Data records —
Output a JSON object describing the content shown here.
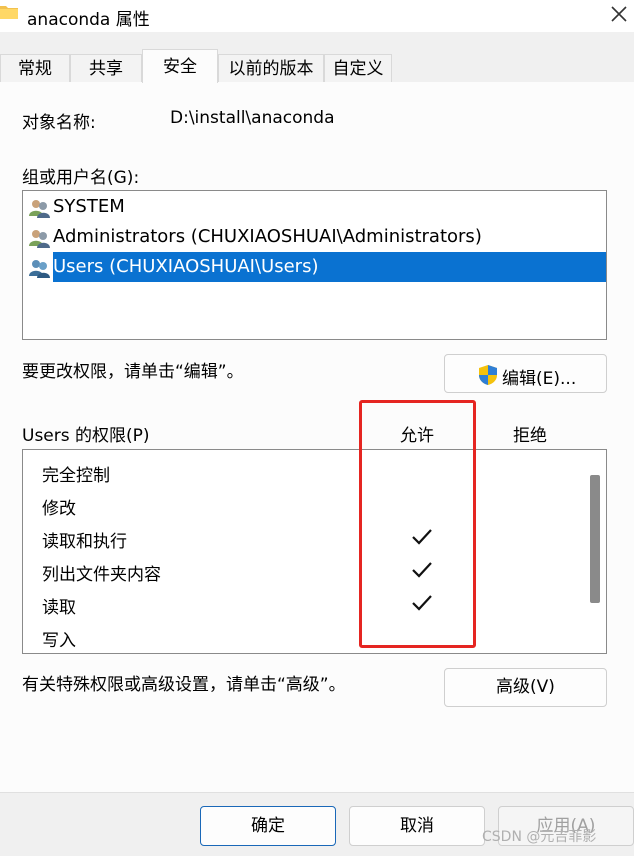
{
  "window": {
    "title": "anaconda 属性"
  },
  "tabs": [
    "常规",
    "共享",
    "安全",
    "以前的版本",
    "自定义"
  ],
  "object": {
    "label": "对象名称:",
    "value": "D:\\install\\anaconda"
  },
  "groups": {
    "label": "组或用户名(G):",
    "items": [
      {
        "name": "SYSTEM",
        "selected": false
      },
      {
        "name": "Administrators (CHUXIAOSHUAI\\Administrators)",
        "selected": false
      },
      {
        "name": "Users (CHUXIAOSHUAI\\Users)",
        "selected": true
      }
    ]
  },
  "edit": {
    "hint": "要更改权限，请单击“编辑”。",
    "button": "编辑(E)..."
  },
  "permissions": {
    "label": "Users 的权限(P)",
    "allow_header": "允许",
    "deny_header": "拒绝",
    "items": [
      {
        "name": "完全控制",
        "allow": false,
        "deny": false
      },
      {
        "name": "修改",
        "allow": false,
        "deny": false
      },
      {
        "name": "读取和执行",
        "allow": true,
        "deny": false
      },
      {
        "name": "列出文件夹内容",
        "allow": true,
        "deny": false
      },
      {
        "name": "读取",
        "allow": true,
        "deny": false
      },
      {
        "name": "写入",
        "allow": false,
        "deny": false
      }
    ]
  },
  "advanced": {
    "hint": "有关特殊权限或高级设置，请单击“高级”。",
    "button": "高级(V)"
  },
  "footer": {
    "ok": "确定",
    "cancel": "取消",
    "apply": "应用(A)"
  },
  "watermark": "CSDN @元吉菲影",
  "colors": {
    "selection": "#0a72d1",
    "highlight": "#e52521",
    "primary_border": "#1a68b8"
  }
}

Exercise directions — Your copy should repeat each entry above exactly but contain no pictures.

Solution —
Output a JSON object describing the content shown here.
{
  "window": {
    "title": "anaconda 属性"
  },
  "tabs": [
    "常规",
    "共享",
    "安全",
    "以前的版本",
    "自定义"
  ],
  "object": {
    "label": "对象名称:",
    "value": "D:\\install\\anaconda"
  },
  "groups": {
    "label": "组或用户名(G):",
    "items": [
      {
        "name": "SYSTEM",
        "selected": false
      },
      {
        "name": "Administrators (CHUXIAOSHUAI\\Administrators)",
        "selected": false
      },
      {
        "name": "Users (CHUXIAOSHUAI\\Users)",
        "selected": true
      }
    ]
  },
  "edit": {
    "hint": "要更改权限，请单击“编辑”。",
    "button": "编辑(E)..."
  },
  "permissions": {
    "label": "Users 的权限(P)",
    "allow_header": "允许",
    "deny_header": "拒绝",
    "items": [
      {
        "name": "完全控制",
        "allow": false,
        "deny": false
      },
      {
        "name": "修改",
        "allow": false,
        "deny": false
      },
      {
        "name": "读取和执行",
        "allow": true,
        "deny": false
      },
      {
        "name": "列出文件夹内容",
        "allow": true,
        "deny": false
      },
      {
        "name": "读取",
        "allow": true,
        "deny": false
      },
      {
        "name": "写入",
        "allow": false,
        "deny": false
      }
    ]
  },
  "advanced": {
    "hint": "有关特殊权限或高级设置，请单击“高级”。",
    "button": "高级(V)"
  },
  "footer": {
    "ok": "确定",
    "cancel": "取消",
    "apply": "应用(A)"
  },
  "watermark": "CSDN @元吉菲影",
  "colors": {
    "selection": "#0a72d1",
    "highlight": "#e52521",
    "primary_border": "#1a68b8"
  }
}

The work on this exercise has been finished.